◆ **About this exercise**
Where the string "legend" appears in a line of the material below, copy that line.
--- Records for the task Enclosed Below ---
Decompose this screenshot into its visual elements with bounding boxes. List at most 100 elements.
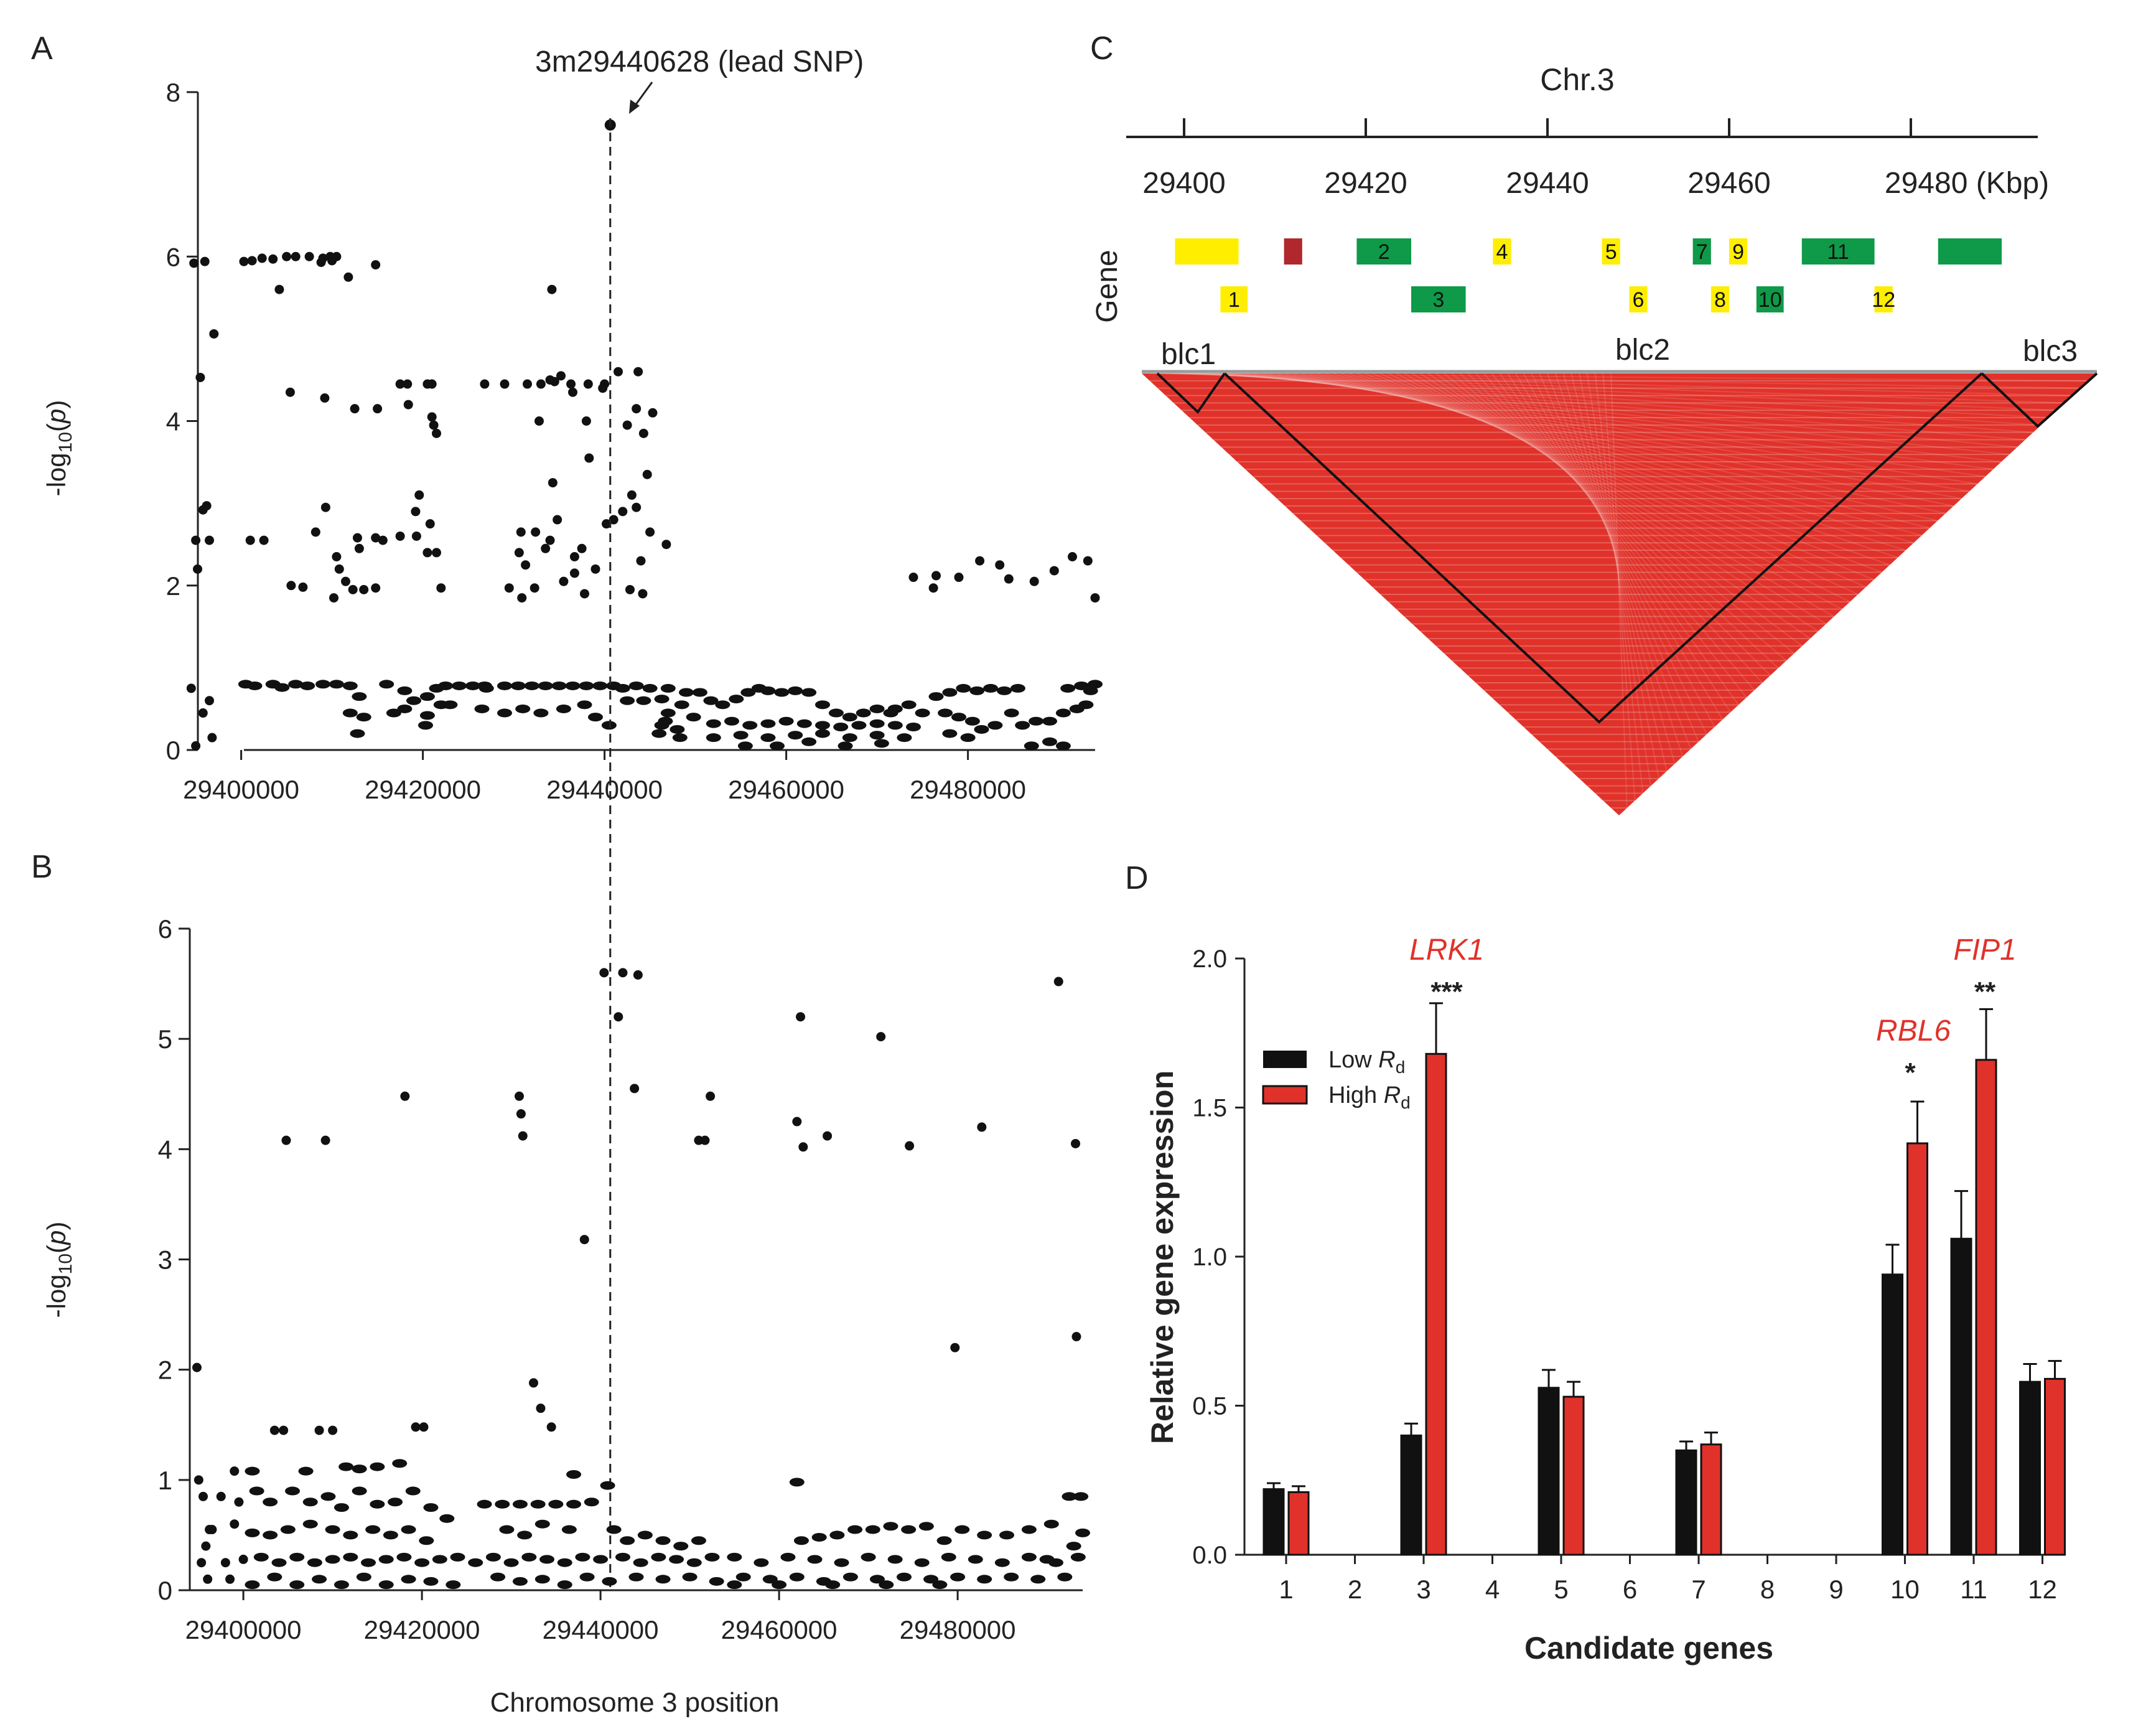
snp-point — [419, 1422, 429, 1432]
snp-point — [388, 1497, 403, 1507]
snp-point — [627, 490, 637, 500]
snp-point — [536, 379, 546, 389]
snp-point — [247, 256, 257, 266]
snp-point — [737, 741, 753, 751]
ld-texture-line — [1261, 373, 1978, 485]
snp-point — [887, 704, 903, 713]
y-tick-label: 4 — [158, 1135, 172, 1164]
snp-point — [291, 251, 301, 261]
snp-point — [225, 1574, 235, 1584]
snp-point — [997, 686, 1012, 695]
snp-point — [575, 1552, 590, 1562]
snp-point — [371, 533, 381, 543]
y-ticks-d: 0.0 0.5 1.0 1.5 2.0 — [1192, 945, 1244, 1569]
annotations-d: LRK1 *** RBL6 * FIP1 ** — [1409, 934, 2017, 1088]
y-tick-label: 0.5 — [1192, 1393, 1227, 1420]
ld-texture-line — [1491, 373, 1747, 698]
ld-texture-line — [1269, 373, 1970, 492]
gene-number-label: 3 — [1432, 288, 1444, 312]
snp-point — [334, 1580, 349, 1590]
scale-tick-label: 29400 — [1142, 167, 1225, 200]
snp-point — [352, 533, 362, 543]
snp-point — [590, 564, 600, 574]
snp-point — [553, 515, 562, 525]
snp-point — [838, 741, 853, 751]
snp-point — [432, 428, 441, 438]
bar-high-rd — [1287, 1491, 1310, 1556]
bar-low-rd — [1538, 1387, 1560, 1556]
snp-point — [583, 379, 593, 389]
snp-point — [343, 272, 353, 282]
snp-point — [234, 1497, 244, 1507]
ld-texture-line — [1594, 373, 1644, 794]
snp-point — [338, 1462, 354, 1471]
ld-texture-line — [1356, 373, 1882, 573]
snp-point — [942, 729, 958, 738]
snp-point — [792, 1117, 802, 1127]
snp-point — [618, 507, 628, 517]
snp-point — [861, 1552, 876, 1562]
gene-number-label: 8 — [1714, 288, 1726, 312]
snp-point — [995, 560, 1005, 570]
y-tick-label: 1.0 — [1192, 1244, 1227, 1271]
y-tick-label: 0.0 — [1192, 1542, 1227, 1569]
y-tick-label: 1 — [158, 1466, 172, 1495]
legend-d: Low Rd High Rd — [1262, 1047, 1411, 1112]
gene-box — [1220, 286, 1248, 312]
snp-point — [515, 1091, 525, 1101]
snp-point — [395, 531, 405, 541]
snp-point — [432, 1555, 447, 1564]
snp-point — [1071, 1332, 1081, 1342]
snp-point — [601, 721, 617, 730]
snp-point — [642, 469, 652, 479]
panel-d: D Relative gene expression 0.0 0.5 1.0 1.5 2… — [1125, 860, 2066, 1666]
snp-point — [356, 713, 371, 722]
snp-point — [670, 724, 685, 734]
snp-point — [923, 1575, 939, 1584]
ld-texture-line — [1364, 373, 1874, 581]
snp-point — [405, 1486, 421, 1496]
chr-label: Chr.3 — [1540, 62, 1615, 97]
snp-point — [531, 527, 541, 537]
snp-point — [350, 404, 360, 414]
snp-point — [334, 564, 344, 574]
ld-texture-line — [1602, 373, 1636, 801]
gene-axis-label: Gene — [1091, 250, 1124, 322]
snp-point — [651, 1552, 666, 1562]
snp-point — [579, 1572, 595, 1582]
snp-point — [512, 1577, 528, 1586]
gene-annotation-rbl6: RBL6 — [1876, 1015, 1951, 1047]
snp-point — [354, 543, 364, 553]
snp-point — [579, 589, 589, 599]
legend-label-low: Low Rd — [1328, 1047, 1405, 1077]
panel-letter-d: D — [1125, 860, 1149, 896]
snp-point — [557, 1558, 572, 1567]
snp-point — [1068, 552, 1077, 562]
snp-point — [320, 393, 330, 403]
x-tick-label: 29460000 — [728, 775, 844, 804]
snp-point — [414, 1558, 430, 1567]
snp-point — [847, 1525, 863, 1534]
snp-point — [828, 708, 844, 718]
y-ticks-a: 0 2 4 6 8 — [166, 78, 198, 765]
snp-point — [536, 1404, 546, 1413]
snp-point — [633, 1558, 648, 1567]
gene-box — [1756, 286, 1784, 312]
ld-texture-line — [1174, 373, 2065, 404]
ld-triangle — [1142, 373, 2097, 815]
snp-point — [397, 686, 413, 695]
ld-texture-line — [1237, 373, 2002, 462]
snp-point — [263, 1530, 278, 1540]
ld-texture-line — [1451, 373, 1787, 662]
bar-low-rd — [1400, 1434, 1422, 1556]
snp-point — [842, 713, 857, 722]
x-tick-label: 29420000 — [364, 1615, 480, 1644]
snp-point — [438, 681, 454, 690]
snp-point — [403, 400, 413, 410]
x-tick-label: 11 — [1960, 1575, 1987, 1604]
chr-scale-ticks: 29400 29420 29440 29460 29480 (Kbp) — [1142, 118, 2049, 200]
snp-point — [285, 1486, 301, 1496]
snp-point — [829, 1530, 845, 1540]
snp-point — [727, 1580, 742, 1590]
snp-point — [568, 387, 577, 397]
--- End of Enclosed Records for the task ---
◆ **Task answer**
legend-d: Low Rd High Rd — [1262, 1047, 1411, 1112]
legend-label-low: Low Rd — [1328, 1047, 1405, 1077]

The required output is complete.